───── RECORDS FOR THE TASK ─────

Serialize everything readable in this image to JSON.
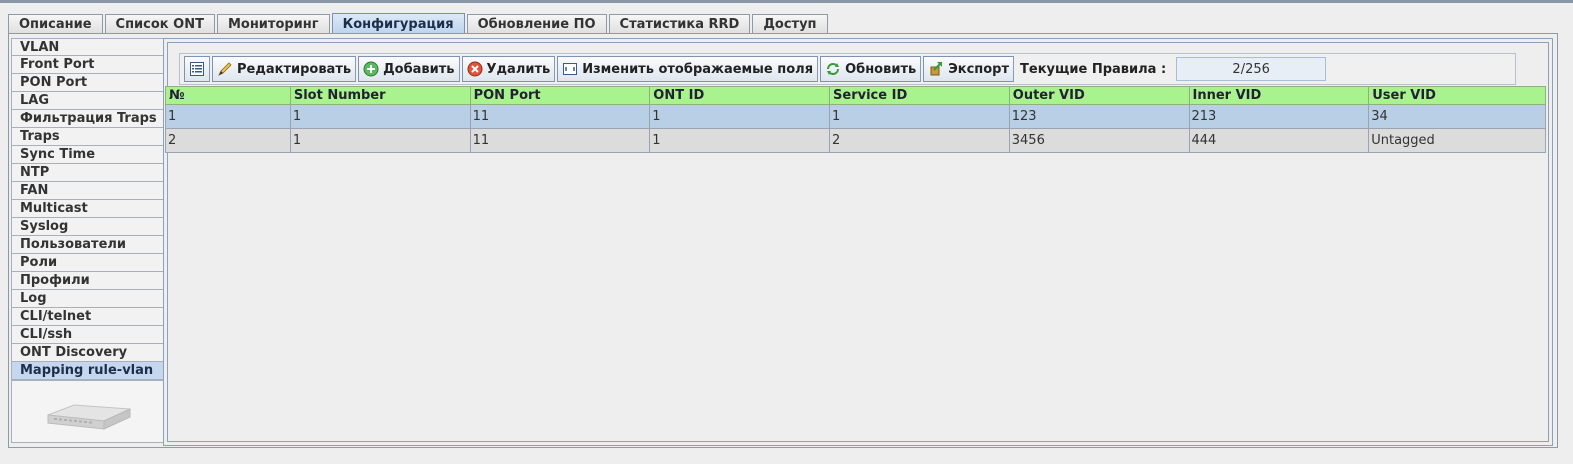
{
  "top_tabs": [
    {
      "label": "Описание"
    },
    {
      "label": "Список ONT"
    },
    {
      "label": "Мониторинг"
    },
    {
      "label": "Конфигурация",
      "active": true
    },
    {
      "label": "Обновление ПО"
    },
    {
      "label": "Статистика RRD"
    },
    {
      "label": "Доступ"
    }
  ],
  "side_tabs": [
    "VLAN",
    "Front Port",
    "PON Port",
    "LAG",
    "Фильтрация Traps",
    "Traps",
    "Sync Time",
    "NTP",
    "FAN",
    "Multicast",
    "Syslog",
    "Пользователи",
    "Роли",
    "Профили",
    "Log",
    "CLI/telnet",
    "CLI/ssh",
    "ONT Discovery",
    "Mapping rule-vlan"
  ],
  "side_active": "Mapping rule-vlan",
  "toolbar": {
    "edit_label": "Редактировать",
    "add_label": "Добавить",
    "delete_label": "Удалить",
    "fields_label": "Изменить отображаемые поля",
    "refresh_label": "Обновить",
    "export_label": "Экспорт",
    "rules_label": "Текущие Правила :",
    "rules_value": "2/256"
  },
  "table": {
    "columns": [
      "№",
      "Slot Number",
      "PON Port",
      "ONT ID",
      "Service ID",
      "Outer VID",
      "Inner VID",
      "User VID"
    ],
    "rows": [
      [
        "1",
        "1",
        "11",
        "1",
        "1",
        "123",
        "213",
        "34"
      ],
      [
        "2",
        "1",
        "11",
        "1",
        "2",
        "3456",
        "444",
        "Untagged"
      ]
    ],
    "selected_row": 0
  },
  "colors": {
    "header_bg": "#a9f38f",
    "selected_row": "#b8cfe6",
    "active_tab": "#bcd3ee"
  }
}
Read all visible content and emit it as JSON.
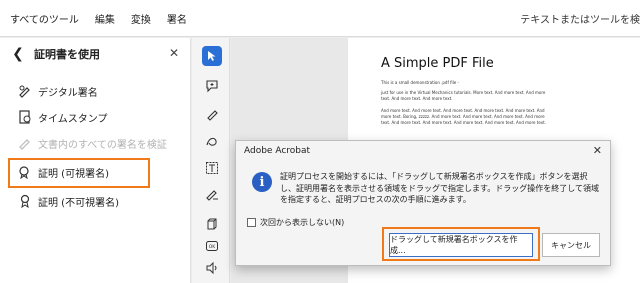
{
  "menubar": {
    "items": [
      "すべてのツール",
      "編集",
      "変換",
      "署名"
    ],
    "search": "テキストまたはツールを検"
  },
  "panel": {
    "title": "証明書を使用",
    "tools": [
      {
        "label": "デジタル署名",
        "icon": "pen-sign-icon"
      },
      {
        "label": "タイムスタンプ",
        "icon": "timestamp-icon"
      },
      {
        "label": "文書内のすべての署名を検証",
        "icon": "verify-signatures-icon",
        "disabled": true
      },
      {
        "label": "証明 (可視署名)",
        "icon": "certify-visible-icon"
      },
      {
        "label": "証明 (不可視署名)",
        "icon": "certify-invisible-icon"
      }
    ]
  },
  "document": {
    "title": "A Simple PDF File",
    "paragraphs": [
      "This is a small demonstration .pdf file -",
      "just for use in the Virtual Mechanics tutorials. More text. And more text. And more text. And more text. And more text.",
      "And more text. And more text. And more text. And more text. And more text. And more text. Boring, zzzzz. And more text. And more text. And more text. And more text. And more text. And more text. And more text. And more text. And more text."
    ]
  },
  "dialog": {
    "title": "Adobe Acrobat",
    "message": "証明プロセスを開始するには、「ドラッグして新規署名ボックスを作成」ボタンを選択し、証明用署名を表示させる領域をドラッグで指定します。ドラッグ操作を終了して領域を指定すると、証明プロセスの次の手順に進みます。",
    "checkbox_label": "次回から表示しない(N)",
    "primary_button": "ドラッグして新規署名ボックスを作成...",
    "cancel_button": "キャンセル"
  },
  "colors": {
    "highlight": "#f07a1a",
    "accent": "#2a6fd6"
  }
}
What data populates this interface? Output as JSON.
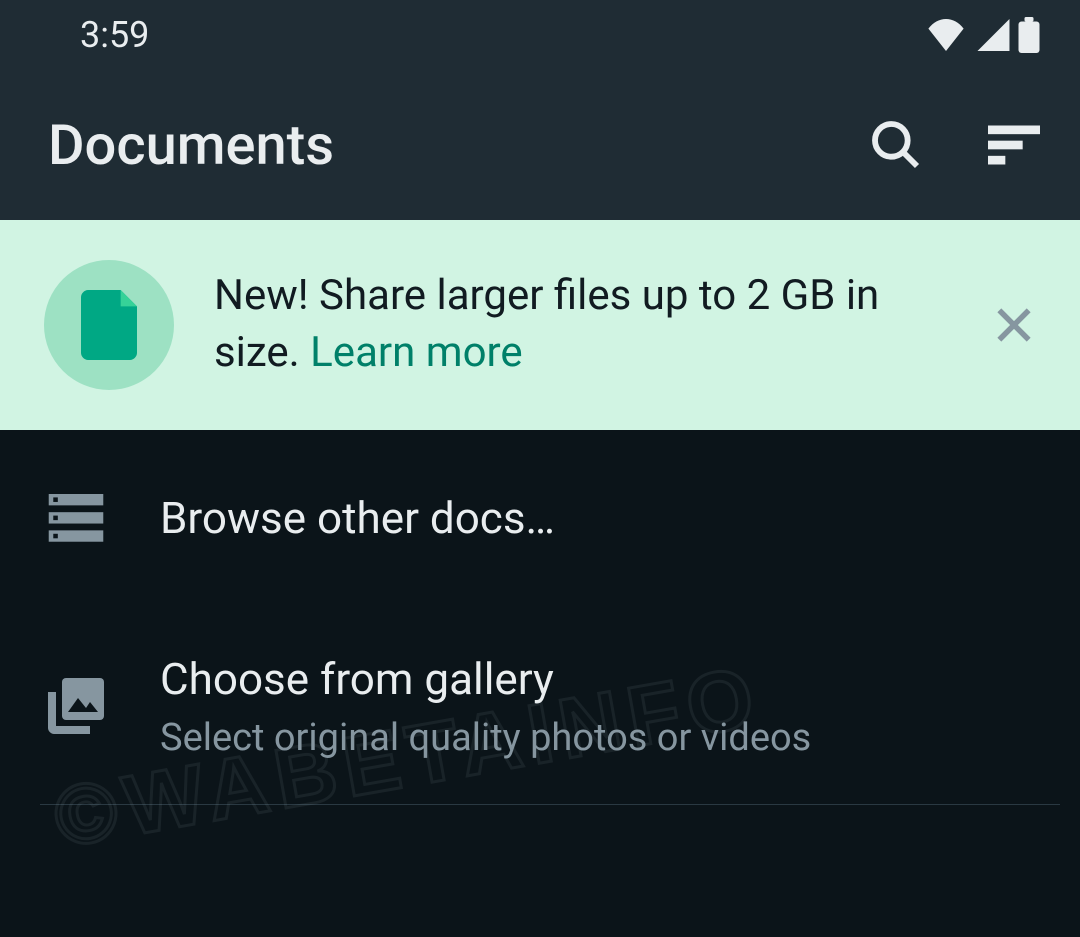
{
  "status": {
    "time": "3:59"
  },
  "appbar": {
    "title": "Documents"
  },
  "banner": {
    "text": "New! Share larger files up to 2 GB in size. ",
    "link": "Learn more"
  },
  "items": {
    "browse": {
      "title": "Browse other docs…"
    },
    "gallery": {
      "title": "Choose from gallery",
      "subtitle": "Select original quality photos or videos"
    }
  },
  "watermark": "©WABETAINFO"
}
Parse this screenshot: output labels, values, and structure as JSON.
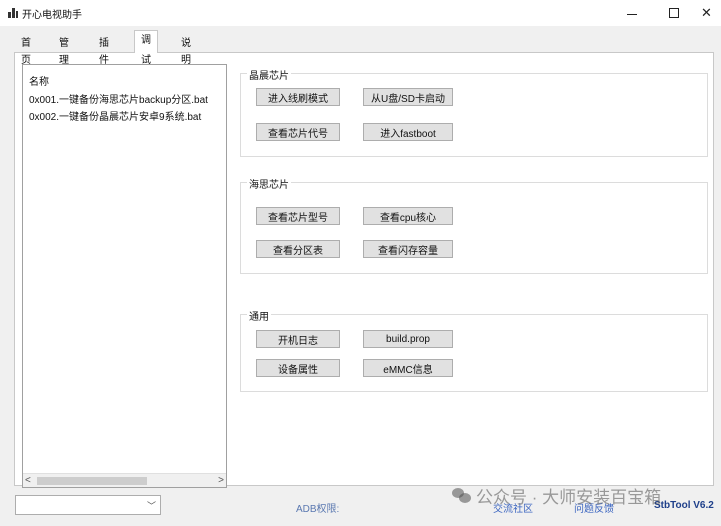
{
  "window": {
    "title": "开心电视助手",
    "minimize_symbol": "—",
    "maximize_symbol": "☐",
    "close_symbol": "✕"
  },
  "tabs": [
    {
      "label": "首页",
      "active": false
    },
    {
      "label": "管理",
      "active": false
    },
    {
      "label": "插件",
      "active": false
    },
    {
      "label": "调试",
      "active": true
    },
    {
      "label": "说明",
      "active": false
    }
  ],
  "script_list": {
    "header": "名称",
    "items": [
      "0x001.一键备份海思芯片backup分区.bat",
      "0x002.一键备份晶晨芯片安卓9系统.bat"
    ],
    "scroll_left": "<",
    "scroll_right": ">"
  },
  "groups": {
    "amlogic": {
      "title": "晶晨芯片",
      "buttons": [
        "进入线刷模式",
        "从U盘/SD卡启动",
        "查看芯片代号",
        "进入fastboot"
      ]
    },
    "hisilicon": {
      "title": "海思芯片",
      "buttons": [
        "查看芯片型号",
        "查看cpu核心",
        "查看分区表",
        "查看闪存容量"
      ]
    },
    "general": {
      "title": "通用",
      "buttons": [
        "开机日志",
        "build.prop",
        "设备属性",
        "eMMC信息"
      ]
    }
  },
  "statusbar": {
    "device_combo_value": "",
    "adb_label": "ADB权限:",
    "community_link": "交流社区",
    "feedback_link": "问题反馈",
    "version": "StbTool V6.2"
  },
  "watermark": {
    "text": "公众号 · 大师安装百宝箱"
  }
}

─────

YOUR INSTRUCTIONS »
Emit the lines from the line containing "What data populates" to the final line of the material, inclusive, exactly as written; pictures are excluded.

THE RESULT »
What data populates this interface? Output as JSON.
{
  "status": {
    "time": "3:59"
  },
  "appbar": {
    "title": "Documents"
  },
  "banner": {
    "text": "New! Share larger files up to 2 GB in size. ",
    "link": "Learn more"
  },
  "items": {
    "browse": {
      "title": "Browse other docs…"
    },
    "gallery": {
      "title": "Choose from gallery",
      "subtitle": "Select original quality photos or videos"
    }
  },
  "watermark": "©WABETAINFO"
}
Parse this screenshot: output labels, values, and structure as JSON.
{
  "window": {
    "title": "开心电视助手",
    "minimize_symbol": "—",
    "maximize_symbol": "☐",
    "close_symbol": "✕"
  },
  "tabs": [
    {
      "label": "首页",
      "active": false
    },
    {
      "label": "管理",
      "active": false
    },
    {
      "label": "插件",
      "active": false
    },
    {
      "label": "调试",
      "active": true
    },
    {
      "label": "说明",
      "active": false
    }
  ],
  "script_list": {
    "header": "名称",
    "items": [
      "0x001.一键备份海思芯片backup分区.bat",
      "0x002.一键备份晶晨芯片安卓9系统.bat"
    ],
    "scroll_left": "<",
    "scroll_right": ">"
  },
  "groups": {
    "amlogic": {
      "title": "晶晨芯片",
      "buttons": [
        "进入线刷模式",
        "从U盘/SD卡启动",
        "查看芯片代号",
        "进入fastboot"
      ]
    },
    "hisilicon": {
      "title": "海思芯片",
      "buttons": [
        "查看芯片型号",
        "查看cpu核心",
        "查看分区表",
        "查看闪存容量"
      ]
    },
    "general": {
      "title": "通用",
      "buttons": [
        "开机日志",
        "build.prop",
        "设备属性",
        "eMMC信息"
      ]
    }
  },
  "statusbar": {
    "device_combo_value": "",
    "adb_label": "ADB权限:",
    "community_link": "交流社区",
    "feedback_link": "问题反馈",
    "version": "StbTool V6.2"
  },
  "watermark": {
    "text": "公众号 · 大师安装百宝箱"
  }
}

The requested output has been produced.